* **Problem requirements**: Answer with the number of lines in the listing below that contain the word "उगलन", and nothing else.

* **Input data**:
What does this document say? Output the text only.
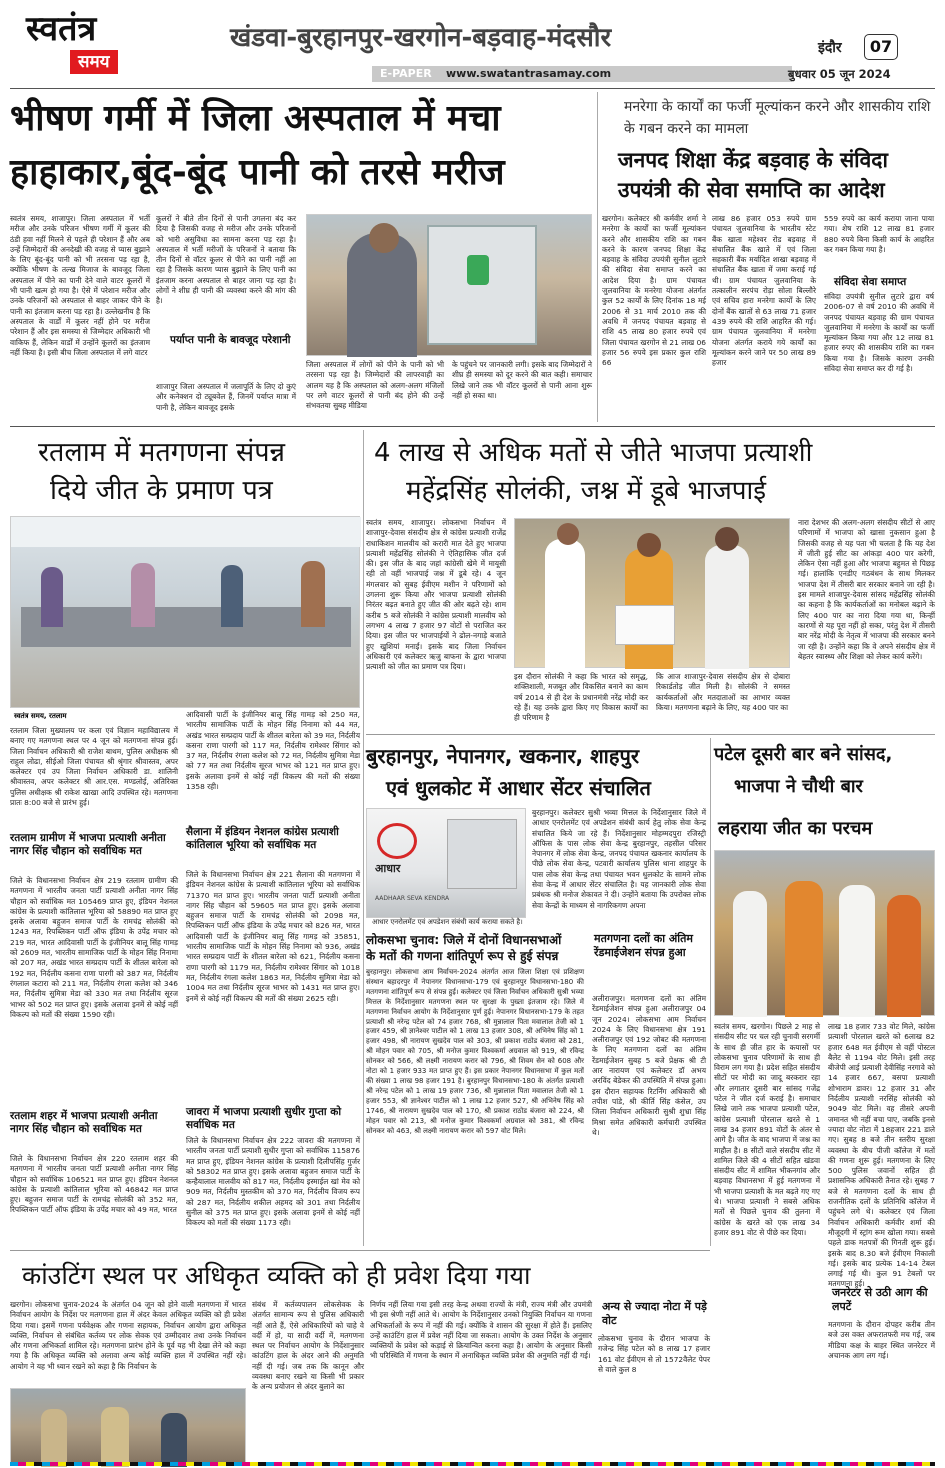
स्वतंत्र
समय
खंडवा-बुरहानपुर-खरगोन-बड़वाह-मंदसौर	इंदौर	07
E-PAPER	www.swatantrasamay.com	बुधवार 05 जून 2024
भीषण गर्मी में जिला अस्पताल में मचा
हाहाकार,बूंद-बूंद पानी को तरसे मरीज
स्वतंत्र समय, शाजापुर। जिला अस्पताल में भर्ती मरीज और उनके परिजन भीषण गर्मी में कूलर की ठंडी हवा नहीं मिलने से पहले ही परेशान हैं और अब उन्हें जिम्मेदारों की अनदेखी की वजह से प्यास बुझाने के लिए बूंद-बूंद पानी को भी तरसना पड़ रहा है, क्योंकि भीषण के तल्ख मिजाज के बावजूद जिला अस्पताल में पीने का पानी देने वाले वाटर कूलरों में भी पानी खत्म हो गया है। ऐसे में परेशान मरीज और उनके परिजनों को अस्पताल से बाहर जाकर पीने के पानी का इंतजाम करना पड़ रहा है। उल्लेखनीय है कि अस्पताल के वार्डों में कूलर नहीं होने पर मरीज परेशान हैं और इस समस्या से जिम्मेदार अधिकारी भी वाकिफ हैं, लेकिन वार्डों में उन्होंने कूलरों का इंतजाम नहीं किया है। इसी बीच जिला अस्पताल में लगे वाटर
कूलरों ने बीते तीन दिनों से पानी उगलना बंद कर दिया है जिसकी वजह से मरीज और उनके परिजनों को भारी असुविधा का सामना करना पड़ रहा है। अस्पताल में भर्ती मरीजों के परिजनों ने बताया कि तीन दिनों से वॉटर कूलर से पीने का पानी नहीं आ रहा है जिसके कारण प्यास बुझाने के लिए पानी का इंतजाम करना अस्पताल से बाहर जाना पड़ रहा है। लोगों ने शीघ्र ही पानी की व्यवस्था करने की मांग की है।
पर्याप्त पानी के बावजूद परेशानी
शाजापुर जिला अस्पताल में जलापूर्ति के लिए दो कुएं और कनेक्शन दो ट्यूबवेल हैं, जिनमें पर्याप्त मात्रा में पानी है, लेकिन बावजूद इसके
जिला अस्पताल में लोगों को पीने के पानी को भी तरसना पड़ रहा है। जिम्मेदारों की लापरवाही का आलम यह है कि अस्पताल को अलग-अलग मंजिलों पर लगे वाटर कूलरों से पानी बंद होने की उन्हें संभवतया सुबह मीडिया
के पहुंचने पर जानकारी लगी। इसके बाद जिम्मेदारों ने शीघ्र ही समस्या को दूर करने की बात कही। समाचार लिखे जाने तक भी वॉटर कूलरों से पानी आना शुरू नहीं हो सका था।
मनरेगा के कार्यों का फर्जी मूल्यांकन करने और शासकीय राशि के गबन करने का मामला
जनपद शिक्षा केंद्र बड़वाह के संविदा
उपयंत्री की सेवा समाप्ति का आदेश
खरगोन। कलेक्टर श्री कर्मवीर शर्मा ने मनरेगा के कार्यों का फर्जी मूल्यांकन करने और शासकीय राशि का गबन करने के कारण जनपद शिक्षा केंद्र बड़वाह के संविदा उपयंत्री सुनील लुटारे की संविदा सेवा समाप्त करने का आदेश दिया है। ग्राम पंचायत जुलवानिया के मनरेगा योजना अंतर्गत कुल 52 कार्यों के लिए दिनांक 18 मई 2006 से 31 मार्च 2010 तक की अवधि में जनपद पंचायत बड़वाह से राशि 45 लाख 80 हजार रुपये एवं जिला पंचायत खरगोन से 21 लाख 06 हजार 56 रुपये इस प्रकार कुल राशि 66
लाख 86 हजार 053 रुपये ग्राम पंचायत जुलवानिया के भारतीय स्टेट बैंक खाता महेश्वर रोड बड़वाह में संचालित बैंक खाते में एवं जिला सहकारी बैंक मर्यादित शाखा बड़वाह में संचालित बैंक खाता में जमा कराई गई थी। ग्राम पंचायत जुलवानिया के तत्कालीन सरपंच रोड़ा सोला बिल्लौरे एवं सचिव हारा मनरेगा कार्यों के लिए दोनों बैंक खातों से 63 लाख 71 हजार 439 रुपये की राशि आहरित की गई। ग्राम पंचायत जुलवानिया में मनरेगा योजना अंतर्गत कराये गये कार्यों का मूल्यांकन करने जाने पर 50 लाख 89 हजार
559 रुपये का कार्य कराया जाना पाया गया। शेष राशि 12 लाख 81 हजार 880 रुपये बिना किसी कार्य के आहरित कर गबन किया गया है।
संविदा सेवा समाप्त
संविदा उपयंत्री सुनील लुटारे द्वारा वर्ष 2006-07 से वर्ष 2010 की अवधि में जनपद पंचायत बड़वाह की ग्राम पंचायत जुलवानिया में मनरेगा के कार्यों का फर्जी मूल्यांकन किया गया और 12 लाख 81 हजार रुपए की शासकीय राशि का गबन किया गया है। जिसके कारण उनकी संविदा सेवा समाप्त कर दी गई है।
रतलाम में मतगणना संपन्न
दिये जीत के प्रमाण पत्र
स्वतंत्र समय, रतलाम
रतलाम जिला मुख्यालय पर कला एवं विज्ञान महाविद्यालय में बनाए गए मतगणना स्थल पर 4 जून को मतगणना संपन्न हुई। जिला निर्वाचन अधिकारी श्री राजेश बाथम, पुलिस अधीक्षक श्री राहुल लोढा, सीईओ जिला पंचायत श्री श्रृंगार श्रीवास्तव, अपर कलेक्टर एवं उप जिला निर्वाचन अधिकारी डा. शालिनी श्रीवास्तव, अपर कलेक्टर श्री आर.एस. मण्डलोई, अतिरिक्त पुलिस अधीक्षक श्री राकेश खाखा आदि उपस्थित रहे। मतगणना प्रातः 8:00 बजे से प्रारंभ हुई।
रतलाम ग्रामीण में भाजपा प्रत्याशी अनीता नागर सिंह चौहान को सर्वाधिक मत
जिले के विधानसभा निर्वाचन क्षेत्र 219 रतलाम ग्रामीण की मतगणना में भारतीय जनता पार्टी प्रत्याशी अनीता नागर सिंह चौहान को सर्वाधिक मत 105469 प्राप्त हुए, इंडियन नेशनल कांग्रेस के प्रत्याशी कांतिलाल भूरिया को 58890 मत प्राप्त हुए इसके अलावा बहुजन समाज पार्टी के रामचंद्र सोलंकी को 1243 मत, रिपब्लिकन पार्टी ऑफ इंडिया के उपेंद्र मचार को 219 मत, भारत आदिवासी पार्टी के इंजीनियर बालू सिंह गामड़ को 2609 मत, भारतीय सामाजिक पार्टी के मोहन सिंह निनामा को 207 मत, अखंड भारत सम्प्रदाय पार्टी के शीतल बारेला को 192 मत, निर्दलीय कसना राणा पारगी को 387 मत, निर्दलीय रंगलाल कटारा को 211 मत, निर्दलीय रंगला कलेश को 346 मत, निर्दलीय सुमित्रा मेडा को 330 मत तथा निर्दलीय सूरज भाभर को 502 मत प्राप्त हुए। इसके अलावा इनमें से कोई नहीं विकल्प को मतों की संख्या 1590 रही।
रतलाम शहर में भाजपा प्रत्याशी अनीता नागर सिंह चौहान को सर्वाधिक मत
जिले के विधानसभा निर्वाचन क्षेत्र 220 रतलाम शहर की मतगणना में भारतीय जनता पार्टी प्रत्याशी अनीता नागर सिंह चौहान को सर्वाधिक 106521 मत प्राप्त हुए। इंडियन नेशनल कांग्रेस के प्रत्याशी कांतिलाल भूरिया को 46842 मत प्राप्त हुए। बहुजन समाज पार्टी के रामचंद्र सोलंकी को 352 मत, रिपब्लिकन पार्टी ऑफ इंडिया के उपेंद्र मचार को 49 मत, भारत
आदिवासी पार्टी के इंजीनियर बालू सिंह गामड़ को 250 मत, भारतीय सामाजिक पार्टी के मोहन सिंह निनामा को 44 मत, अखंड भारत सम्प्रदाय पार्टी के शीतल बारेला को 39 मत, निर्दलीय कसना राणा पारगी को 117 मत, निर्दलीय रामेश्वर सिंगार को 37 मत, निर्दलीय रंगला कलेश को 72 मत, निर्दलीय सुमित्रा मेडा को 77 मत तथा निर्दलीय सूरज भाभर को 121 मत प्राप्त हुए। इसके अलावा इनमें से कोई नहीं विकल्प की मतों की संख्या 1358 रही।
सैलाना में इंडियन नेशनल कांग्रेस प्रत्याशी कांतिलाल भूरिया को सर्वाधिक मत
जिले के विधानसभा निर्वाचन क्षेत्र 221 सैलाना की मतगणना में इंडियन नेशनल कांग्रेस के प्रत्याशी कांतिलाल भूरिया को सर्वाधिक 71370 मत प्राप्त हुए। भारतीय जनता पार्टी प्रत्याशी अनीता नागर सिंह चौहान को 59605 मत प्राप्त हुए। इसके अलावा बहुजन समाज पार्टी के रामचंद्र सोलंकी को 2098 मत, रिपब्लिकन पार्टी ऑफ इंडिया के उपेंद्र मचार को 826 मत, भारत आदिवासी पार्टी के इंजीनियर बालू सिंह गामड़ को 35851, भारतीय सामाजिक पार्टी के मोहन सिंह निनामा को 936, अखंड भारत सम्प्रदाय पार्टी के शीतल बारेला को 621, निर्दलीय कसना राणा पारगी को 1179 मत, निर्दलीय रामेश्वर सिंगार को 1018 मत, निर्दलीय रंगला कलेश 1863 मत, निर्दलीय सुमित्रा मेडा को 1004 मत तथा निर्दलीय सूरज भाभर को 1431 मत प्राप्त हुए। इनमें से कोई नहीं विकल्प की मतों की संख्या 2625 रही।
जावरा में भाजपा प्रत्याशी सुधीर गुप्ता को सर्वाधिक मत
जिले के विधानसभा निर्वाचन क्षेत्र 222 जावरा की मतगणना में भारतीय जनता पार्टी प्रत्याशी सुधीर गुप्ता को सर्वाधिक 115876 मत प्राप्त हुए, इंडियन नेशनल कांग्रेस के प्रत्याशी दिलीपसिंह गुर्जर को 58302 मत प्राप्त हुए। इसके अलावा बहुजन समाज पार्टी के कन्हैयालाल मालवीय को 817 मत, निर्दलीय इस्माईल खां मेव को 909 मत, निर्दलीय मुस्तकीम को 370 मत, निर्दलीय विजय रूप को 287 मत, निर्दलीय शकील अहमद को 301 तथा निर्दलीय सुनील को 375 मत प्राप्त हुए। इसके अलावा इनमें से कोई नहीं विकल्प को मतों की संख्या 1173 रही।
4 लाख से अधिक मतों से जीते भाजपा प्रत्याशी
महेंद्रसिंह सोलंकी, जश्न में डूबे भाजपाई
स्वतंत्र समय, शाजापुर। लोकसभा निर्वाचन में शाजापुर-देवास संसदीय क्षेत्र से कांग्रेस प्रत्याशी राजेंद्र राधाकिशन मालवीय को करारी मात देते हुए भाजपा प्रत्याशी महेंद्रसिंह सोलंकी ने ऐतिहासिक जीत दर्ज की। इस जीत के बाद जहां कांग्रेसी खेमे में मायूसी रही तो वहीं भाजपाई जश्न में डूबे रहे। 4 जून मंगलवार को सुबह ईवीएम मशीन ने परिणामों को उगलना शुरू किया और भाजपा प्रत्याशी सोलंकी निरंतर बढ़त बनाते हुए जीत की ओर बढ़ते रहे। शाम करीब 5 बजे सोलंकी ने कांग्रेस प्रत्याशी मालवीय को लगभग 4 लाख 7 हजार 97 वोटों से पराजित कर दिया। इस जीत पर भाजपाईयों ने ढोल-नगाड़े बजाते हुए खुशियां मनाईं। इसके बाद जिला निर्वाचन अधिकारी एवं कलेक्टर ऋजु बाफना के द्वारा भाजपा प्रत्याशी को जीत का प्रमाण पत्र दिया।
इस दौरान सोलंकी ने कहा कि भारत को समृद्ध, शक्तिशाली, मजबूत और विकसित बनाने का काम वर्ष 2014 से ही देश के प्रधानमंत्री नरेंद्र मोदी कर रहे हैं। यह उनके द्वारा किए गए विकास कार्यों का ही परिणाम है
कि आज शाजापुर-देवास संसदीय क्षेत्र से दोबारा रिकार्डतोड़ जीत मिली है। सोलंकी ने समस्त कार्यकर्ताओं और मतदाताओं का आभार व्यक्त किया। मतगणना बढ़ाने के लिए, यह 400 पार का
नारा देशभर की अलग-अलग संसदीय सीटों से आए परिणामों में भाजपा को खासा नुकसान हुआ है जिसकी वजह से यह पता भी चलता है कि यह देश में जीती हुई सीट का आंकड़ा 400 पार करेगी, लेकिन ऐसा नहीं हुआ और भाजपा बहुमत से पिछड़ गई। हालांकि एनडीए गठबंधन के साथ मिलकर भाजपा देश में तीसरी बार सरकार बनाने जा रही है। इस मामले शाजापुर-देवास सांसद महेंद्रसिंह सोलंकी का कहना है कि कार्यकर्ताओं का मनोबल बढ़ाने के लिए 400 पार का नारा दिया गया था, किन्हीं कारणों से यह पूरा नहीं हो सका, परंतु देश में तीसरी बार नरेंद्र मोदी के नेतृत्व में भाजपा की सरकार बनने जा रही है। उन्होंने कहा कि वे अपने संसदीय क्षेत्र में बेहतर स्वास्थ्य और शिक्षा को लेकर कार्य करेंगे।
बुरहानपुर, नेपानगर, खकनार, शाहपुर
एवं धुलकोट में आधार सेंटर संचालित
आधार
AADHAAR SEVA KENDRA
बुरहानपुर। कलेक्टर सुश्री भव्या मित्तल के निर्देशानुसार जिले में आधार एनरोलमेंट एवं अपडेशन संबंधी कार्य हेतु लोक सेवा केन्द्र संचालित किये जा रहे हैं। निर्देशानुसार मोहम्मदपुरा रजिस्ट्री ऑफिस के पास लोक सेवा केन्द्र बुरहानपुर, तहसील परिसर नेपानगर में लोक सेवा केन्द्र, जनपद पंचायत खकनार कार्यालय के पीछे लोक सेवा केन्द्र, पटवारी कार्यालय पुलिस थाना शाहपुर के पास लोक सेवा केन्द्र तथा पंचायत भवन धुलकोट के सामने लोक सेवा केन्द्र में आधार सेंटर संचालित है। यह जानकारी लोक सेवा प्रबंधक श्री मनोज शेकावत ने दी। उन्होंने बताया कि उपरोक्त लोक सेवा केन्द्रों के माध्यम से नागरिकगण अपना
आधार एनरोलमेंट एवं अपडेशन संबंधी कार्य कराया सकते है।
लोकसभा चुनाव: जिले में दोनों विधानसभाओं
के मतों की गणना शांतिपूर्ण रूप से हुई संपन्न
बुरहानपुर। लोकसभा आम निर्वाचन-2024 अंतर्गत आज जिला शिक्षा एवं प्रशिक्षण संस्थान बहादरपुर में नेपानगर विधानसभा-179 एवं बुरहानपुर विधानसभा-180 की मतगणना शांतिपूर्ण रूप से संपन्न हुई। कलेक्टर एवं जिला निर्वाचन अधिकारी सुश्री भव्या मित्तल के निर्देशानुसार मतगणना स्थल पर सुरक्षा के पुख्ता इंतजाम रहे। जिले में मतगणना निर्वाचन आयोग के निर्देशानुसार पूर्ण हुई। नेपानगर विधानसभा-179 के तहत प्रत्याशी श्री नरेन्द्र पटेल को 74 हजार 768, श्री मुन्नालाल पिता मवालाल तेजी को 1 हजार 459, श्री ज्ञानेश्वर पाटील को 1 लाख 13 हजार 308, श्री अभिनेष सिंह को 1 हजार 498, श्री नारायण सुखदेव पाल को 303, श्री प्रकाश राठोड बंजारा को 281, श्री मोहन पवार को 705, श्री मनोज कुमार विश्वकर्मा अग्रवाल को 919, श्री रविन्द्र सोनकर को 566, श्री लक्ष्मी नारायण करार को 796, श्री शिवम सेन को 608 और नोटा को 1 हजार 933 मत प्राप्त हुए हैं। इस प्रकार नेपानगर विधानसभा में कुल मतों की संख्या 1 लाख 98 हजार 191 है। बुरहानपुर विधानसभा-180 के अंतर्गत प्रत्याशी श्री नरेन्द्र पटेल को 1 लाख 19 हजार 736, श्री मुन्नालाल पिता मवालाल तेजी को 1 हजार 553, श्री ज्ञानेश्वर पाटील को 1 लाख 12 हजार 527, श्री अभिनेष सिंह को 1746, श्री नारायण सुखदेव पाल को 170, श्री प्रकाश राठोड बंजारा को 224, श्री मोहन पवार को 213, श्री मनोज कुमार विश्वकर्मा अग्रवाल को 381, श्री रविन्द्र सोनकर को 463, श्री लक्ष्मी नारायण करार को 597 वोट मिले।
मतगणना दलों का अंतिम रेंडमाईजेशन संपन्न हुआ
अलीराजपुर। मतगणना दलों का अंतिम रेंडमाईजेशन संपन्न हुआ अलीराजपुर 04 जून 2024। लोकसभा आम निर्वाचन 2024 के लिए विधानसभा क्षेत्र 191 अलीराजपुर एवं 192 जोबट की मतगणना के लिए मतगणना दलों का अंतिम रेंडमाईजेशन सुबह 5 बजे प्रेक्षक श्री टी आर नारायण एवं कलेक्टर डॉ अभय अरविंद बेडेकर की उपस्थिति में संपन्न हुआ। इस दौरान सहायक रिटर्निंग अधिकारी श्री तपीश पांडे, श्री कीर्ति सिंह कंसेल, उप जिला निर्वाचन अधिकारी सुश्री शुभ्रा सिंह मिश्रा समेत अधिकारी कर्मचारी उपस्थित थे।
पटेल दूसरी बार बने सांसद,
भाजपा ने चौथी बार
लहराया जीत का परचम
स्वतंत्र समय, खरगोन। पिछले 2 माह से संसदीय सीट पर चल रही चुनावी सरगर्मी के साथ ही जीत हार के कयासों पर लोकसभा चुनाव परिणामों के साथ ही विराम लग गया है। प्रदेश सहित संसदीय सीटों पर मोदी का जादू बरकरार रहा और लगातार दूसरी बार सांसद गजेंद्र पटेल ने जीत दर्ज कराई है। समाचार लिखे जाने तक भाजपा प्रत्याशी पटेल, कांग्रेस प्रत्याशी पोरलाल खरते से 1 लाख 34 हजार 891 वोटों के अंतर से आगे है। जीत के बाद भाजपा में जश्न का माहौल है। 8 सीटों वाले संसदीय सीट में शामिल जिले की 4 सीटों सहित खंडवा संसदीय सीट में शामिल भीकनगांव और बड़वाह विधानसभा में हुई मतगणना में भी भाजपा प्रत्याशी के मत बढ़ते गए गए थे। भाजपा प्रत्याशी ने सबसे अधिक मतों से पिछले चुनाव की तुलना में कांग्रेस के खरते को एक लाख 34 हजार 891 वोट से पीछे कर दिया।
लाख 18 हजार 733 वोट मिले, कांग्रेस प्रत्याशी पोरलाल खरते को 6लाख 82 हजार 648 मत ईवीएम से वहीं पोस्टल बैलेट से 1194 वोट मिले। इसी तरह बीजेपी आई प्रत्याशी देवीसिंह नरगावे को 14 हजार 667, बसपा प्रत्याशी शोभाराम डावर। 12 हजार 31 और निर्दलीय प्रत्याशी नरसिंह सोलंकी को 9049 वोट मिले। वह तीसरे अपनी जमानत भी नहीं बचा पाए, जबकि इनसे ज्यादा वोट नोटा में 18हजार 221 डाले गए। सुबह 8 बजे तीन स्तरीय सुरक्षा व्यवस्था के बीच पीजी कॉलेज में मतों की गणना शुरू हुई। मतगणना के लिए 500 पुलिस जवानों सहित ही प्रशासनिक अधिकारी तैनात रहे। सुबह 7 बजे से मतगणना दलों के साथ ही राजनीतिक दलों के प्रतिनिधि कॉलेज में पहुंचने लगे थे। कलेक्टर एवं जिला निर्वाचन अधिकारी कर्मवीर शर्मा की मौजूदगी में स्ट्रांग रूम खोला गया। सबसे पहले डाक मतपत्रों की गिनती शुरू हुई। इसके बाद 8.30 बजे ईवीएम निकाली गई। इसके बाद प्रत्येक 14-14 टेबल लगाई गई थी। कुल 91 टेबलों पर मतगणना हुई।
जनरेटर से उठी आग की लपटें
मतगणना के दौरान दोपहर करीब तीन बजे उस वक्त अफरातफरी मच गई, जब मीडिया कक्ष के बाहर स्थित जनरेटर में अचानक आग लग गई।
कांउटिंग स्थल पर अधिकृत व्यक्ति को ही प्रवेश दिया गया
खरगोन। लोकसभा चुनाव-2024 के अंतर्गत 04 जून को होने वाली मतगणना में भारत निर्वाचन आयोग के निर्देश पर मतगणना हाल में अंदर केवल अधिकृत व्यक्ति को ही प्रवेश दिया गया। इसमें गणना पर्यवेक्षक और गणना सहायक, निर्वाचन आयोग द्वारा अधिकृत व्यक्ति, निर्वाचन से संबंधित कर्तव्य पर लोक सेवक एवं उम्मीदवार तथा उनके निर्वाचन और गणना अभिकर्ता शामिल रहे। मतगणना प्रारंभ होने के पूर्व यह भी देखा लेने को कहा गया है कि अधिकृत व्यक्ति को अलावा अन्य कोई व्यक्ति हाल में उपस्थित नहीं रहे। आयोग ने यह भी ध्यान रखने को कहा है कि निर्वाचन के
संबंध में कर्तव्यपालन लोकसेवक के अंतर्गत सामान्य रूप से पुलिस अधिकारी नहीं आते हैं, ऐसे अधिकारियों को चाहे वे वर्दी में हो, या सादी वर्दी में, मतगणना स्थल पर निर्वाचन आयोग के निर्देशानुसार कांउटिंग हाल के अंदर आने की अनुमति नहीं दी गई। जब तक कि कानून और व्यवस्था बनाए रखने या किसी भी प्रकार के अन्य प्रयोजन से अंदर बुलाने का
निर्णय नहीं लिया गया इसी तरह केन्द्र अथवा राज्यों के मंत्री, राज्य मंत्री और उपमंत्री भी इस श्रेणी नहीं आते थे। आयोग के निर्देशानुसार उनको नियुक्ति निर्वाचन या गणना अभिकर्ताओं के रूप में नहीं की गई। क्योंकि वे शासन की सुरक्षा में होते हैं। इसलिए उन्हें काउंटिंग हाल में प्रवेश नहीं दिया जा सकता। आयोग के उक्त निर्देश के अनुसार व्यक्तियों के प्रवेश को कड़ाई से क्रियान्वित करना कहा है। आयोग के अनुसार किसी भी परिस्थिति में गणना के स्थान में अनाधिकृत व्यक्ति प्रवेश की अनुमति नहीं दी गई।
अन्य से ज्यादा नोटा में पड़े वोट
लोकसभा चुनाव के दौरान भाजपा के गजेन्द्र सिंह पटेल को 8 लाख 17 हजार 161 वोट ईवीएम से तो 1572वैलेट पेपर से वाले कुल 8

* **Final result**: 2